Task brief -> All lines featuring the string "Once" are to be listed.

Records to use ->
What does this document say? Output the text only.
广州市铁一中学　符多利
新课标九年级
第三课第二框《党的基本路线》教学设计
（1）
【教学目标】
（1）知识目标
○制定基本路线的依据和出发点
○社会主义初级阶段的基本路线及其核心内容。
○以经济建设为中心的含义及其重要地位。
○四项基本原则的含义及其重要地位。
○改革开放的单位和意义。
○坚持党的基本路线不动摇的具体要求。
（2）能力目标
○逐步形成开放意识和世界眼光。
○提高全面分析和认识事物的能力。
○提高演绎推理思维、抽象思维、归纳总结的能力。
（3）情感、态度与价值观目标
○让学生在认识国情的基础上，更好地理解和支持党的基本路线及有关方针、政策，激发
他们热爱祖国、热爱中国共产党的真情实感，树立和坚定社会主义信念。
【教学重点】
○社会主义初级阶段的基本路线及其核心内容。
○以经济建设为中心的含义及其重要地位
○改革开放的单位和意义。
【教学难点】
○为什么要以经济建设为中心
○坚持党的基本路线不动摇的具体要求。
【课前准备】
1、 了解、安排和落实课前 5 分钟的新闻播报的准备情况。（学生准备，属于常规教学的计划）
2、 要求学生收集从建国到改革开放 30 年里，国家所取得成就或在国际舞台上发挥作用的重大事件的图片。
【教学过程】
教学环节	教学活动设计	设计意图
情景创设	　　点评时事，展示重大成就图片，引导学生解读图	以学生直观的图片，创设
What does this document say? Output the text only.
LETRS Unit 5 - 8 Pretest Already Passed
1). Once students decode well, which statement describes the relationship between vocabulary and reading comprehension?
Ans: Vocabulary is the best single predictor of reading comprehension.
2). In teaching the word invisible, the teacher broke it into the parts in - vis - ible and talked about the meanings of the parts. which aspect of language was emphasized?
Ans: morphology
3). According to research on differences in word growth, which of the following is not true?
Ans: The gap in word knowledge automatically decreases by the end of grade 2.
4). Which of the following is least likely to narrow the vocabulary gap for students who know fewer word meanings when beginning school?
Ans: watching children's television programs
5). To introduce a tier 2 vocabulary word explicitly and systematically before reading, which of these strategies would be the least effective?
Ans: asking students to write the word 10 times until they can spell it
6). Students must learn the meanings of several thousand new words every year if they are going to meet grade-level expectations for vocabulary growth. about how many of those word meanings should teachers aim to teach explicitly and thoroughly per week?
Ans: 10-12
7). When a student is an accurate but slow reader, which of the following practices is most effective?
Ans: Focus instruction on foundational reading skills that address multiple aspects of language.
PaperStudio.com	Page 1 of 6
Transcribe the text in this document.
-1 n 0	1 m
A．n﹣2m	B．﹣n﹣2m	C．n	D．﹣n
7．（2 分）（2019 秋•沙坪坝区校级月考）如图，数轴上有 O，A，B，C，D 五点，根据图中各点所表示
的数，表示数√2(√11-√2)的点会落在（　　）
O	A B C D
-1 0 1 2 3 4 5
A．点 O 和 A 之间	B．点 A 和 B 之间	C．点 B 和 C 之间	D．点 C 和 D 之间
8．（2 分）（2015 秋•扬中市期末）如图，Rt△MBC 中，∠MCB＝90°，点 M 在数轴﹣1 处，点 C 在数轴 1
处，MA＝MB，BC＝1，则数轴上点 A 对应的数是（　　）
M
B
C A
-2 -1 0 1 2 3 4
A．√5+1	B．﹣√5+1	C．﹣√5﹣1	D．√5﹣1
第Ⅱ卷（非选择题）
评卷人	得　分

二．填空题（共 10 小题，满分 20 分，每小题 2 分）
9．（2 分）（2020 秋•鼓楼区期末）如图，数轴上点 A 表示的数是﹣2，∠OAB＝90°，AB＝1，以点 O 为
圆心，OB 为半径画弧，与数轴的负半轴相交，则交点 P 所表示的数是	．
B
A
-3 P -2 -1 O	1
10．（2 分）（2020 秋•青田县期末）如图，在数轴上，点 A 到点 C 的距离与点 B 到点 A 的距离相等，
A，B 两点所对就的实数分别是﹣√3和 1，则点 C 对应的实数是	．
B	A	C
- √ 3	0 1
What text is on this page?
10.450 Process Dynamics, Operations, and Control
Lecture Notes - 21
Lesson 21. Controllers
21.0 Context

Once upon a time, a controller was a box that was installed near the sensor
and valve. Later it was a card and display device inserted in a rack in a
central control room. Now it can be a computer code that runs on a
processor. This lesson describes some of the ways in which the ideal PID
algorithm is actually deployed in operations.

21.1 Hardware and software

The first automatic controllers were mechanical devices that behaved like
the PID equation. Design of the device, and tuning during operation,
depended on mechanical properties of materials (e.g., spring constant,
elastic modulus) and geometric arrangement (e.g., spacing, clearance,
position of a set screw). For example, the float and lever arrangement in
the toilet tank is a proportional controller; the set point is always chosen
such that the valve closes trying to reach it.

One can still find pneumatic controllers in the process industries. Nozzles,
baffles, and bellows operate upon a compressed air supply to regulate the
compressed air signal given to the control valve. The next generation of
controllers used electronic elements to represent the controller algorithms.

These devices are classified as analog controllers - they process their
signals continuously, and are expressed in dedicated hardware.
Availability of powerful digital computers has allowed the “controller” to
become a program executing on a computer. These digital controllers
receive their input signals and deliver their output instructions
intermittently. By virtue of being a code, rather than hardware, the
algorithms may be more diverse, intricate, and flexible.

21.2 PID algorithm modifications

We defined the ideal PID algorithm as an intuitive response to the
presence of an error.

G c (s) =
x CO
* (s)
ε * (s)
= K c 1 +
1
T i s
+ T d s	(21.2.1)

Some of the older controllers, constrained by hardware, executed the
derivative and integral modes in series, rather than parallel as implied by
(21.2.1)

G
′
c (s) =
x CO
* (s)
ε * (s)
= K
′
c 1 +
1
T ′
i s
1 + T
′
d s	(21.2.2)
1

Written answer ->
1). Once students decode well, which statement describes the relationship between vocabulary and reading comprehension?
Once upon a time, a controller was a box that was installed near the sensor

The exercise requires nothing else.